[Entries from a visual dataset]

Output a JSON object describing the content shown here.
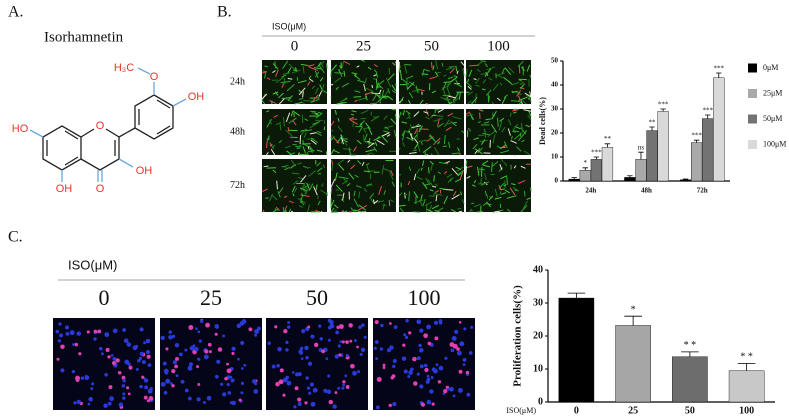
{
  "panel_a": {
    "label": "A.",
    "title": "Isorhamnetin",
    "atoms": [
      "H₃C",
      "O",
      "OH",
      "HO",
      "O",
      "OH",
      "O",
      "OH"
    ]
  },
  "panel_b": {
    "label": "B.",
    "header": "ISO(μM)",
    "columns": [
      "0",
      "25",
      "50",
      "100"
    ],
    "rows": [
      "24h",
      "48h",
      "72h"
    ]
  },
  "panel_c": {
    "label": "C.",
    "header": "ISO(μM)",
    "columns": [
      "0",
      "25",
      "50",
      "100"
    ]
  },
  "chart_data": [
    {
      "type": "bar",
      "ylabel": "Dead cells(%)",
      "categories": [
        "24h",
        "48h",
        "72h"
      ],
      "ylim": [
        0,
        50
      ],
      "yticks": [
        0,
        10,
        20,
        30,
        40,
        50
      ],
      "legend": "right",
      "series": [
        {
          "name": "0μM",
          "color": "#000000",
          "values": [
            0.8,
            1.5,
            0.5
          ],
          "errors": [
            0.6,
            0.7,
            0.3
          ]
        },
        {
          "name": "25μM",
          "color": "#a9a9a9",
          "values": [
            4.5,
            9,
            16
          ],
          "errors": [
            1,
            3,
            1
          ],
          "annotations": [
            "*",
            "ns",
            "***"
          ]
        },
        {
          "name": "50μM",
          "color": "#737373",
          "values": [
            9,
            21,
            26
          ],
          "errors": [
            1,
            1.5,
            1.5
          ],
          "annotations": [
            "***",
            "**",
            "***"
          ]
        },
        {
          "name": "100μM",
          "color": "#d9d9d9",
          "values": [
            14,
            29,
            43
          ],
          "errors": [
            1.5,
            1,
            2
          ],
          "annotations": [
            "**",
            "***",
            "***"
          ]
        }
      ]
    },
    {
      "type": "bar",
      "ylabel": "Proliferation cells(%)",
      "xlabel": "ISO(μM)",
      "categories": [
        "0",
        "25",
        "50",
        "100"
      ],
      "values": [
        31.5,
        23.2,
        13.7,
        9.5
      ],
      "errors": [
        1.5,
        2.8,
        1.5,
        2.2
      ],
      "colors": [
        "#000000",
        "#a6a6a6",
        "#6d6d6d",
        "#c8c8c8"
      ],
      "annotations": [
        null,
        "*",
        "* *",
        "* *"
      ],
      "ylim": [
        0,
        40
      ],
      "yticks": [
        0,
        10,
        20,
        30,
        40
      ]
    }
  ]
}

_WHAT NEEDS TO BE DONE_
Leave the pictures behind and repeat each entry exactly.

_TASK RESULT_
Output a JSON object describing the content shown here.
{
  "panel_a": {
    "label": "A.",
    "title": "Isorhamnetin",
    "atoms": [
      "H₃C",
      "O",
      "OH",
      "HO",
      "O",
      "OH",
      "O",
      "OH"
    ]
  },
  "panel_b": {
    "label": "B.",
    "header": "ISO(μM)",
    "columns": [
      "0",
      "25",
      "50",
      "100"
    ],
    "rows": [
      "24h",
      "48h",
      "72h"
    ]
  },
  "panel_c": {
    "label": "C.",
    "header": "ISO(μM)",
    "columns": [
      "0",
      "25",
      "50",
      "100"
    ]
  },
  "chart_data": [
    {
      "type": "bar",
      "ylabel": "Dead cells(%)",
      "categories": [
        "24h",
        "48h",
        "72h"
      ],
      "ylim": [
        0,
        50
      ],
      "yticks": [
        0,
        10,
        20,
        30,
        40,
        50
      ],
      "legend": "right",
      "series": [
        {
          "name": "0μM",
          "color": "#000000",
          "values": [
            0.8,
            1.5,
            0.5
          ],
          "errors": [
            0.6,
            0.7,
            0.3
          ]
        },
        {
          "name": "25μM",
          "color": "#a9a9a9",
          "values": [
            4.5,
            9,
            16
          ],
          "errors": [
            1,
            3,
            1
          ],
          "annotations": [
            "*",
            "ns",
            "***"
          ]
        },
        {
          "name": "50μM",
          "color": "#737373",
          "values": [
            9,
            21,
            26
          ],
          "errors": [
            1,
            1.5,
            1.5
          ],
          "annotations": [
            "***",
            "**",
            "***"
          ]
        },
        {
          "name": "100μM",
          "color": "#d9d9d9",
          "values": [
            14,
            29,
            43
          ],
          "errors": [
            1.5,
            1,
            2
          ],
          "annotations": [
            "**",
            "***",
            "***"
          ]
        }
      ]
    },
    {
      "type": "bar",
      "ylabel": "Proliferation cells(%)",
      "xlabel": "ISO(μM)",
      "categories": [
        "0",
        "25",
        "50",
        "100"
      ],
      "values": [
        31.5,
        23.2,
        13.7,
        9.5
      ],
      "errors": [
        1.5,
        2.8,
        1.5,
        2.2
      ],
      "colors": [
        "#000000",
        "#a6a6a6",
        "#6d6d6d",
        "#c8c8c8"
      ],
      "annotations": [
        null,
        "*",
        "* *",
        "* *"
      ],
      "ylim": [
        0,
        40
      ],
      "yticks": [
        0,
        10,
        20,
        30,
        40
      ]
    }
  ]
}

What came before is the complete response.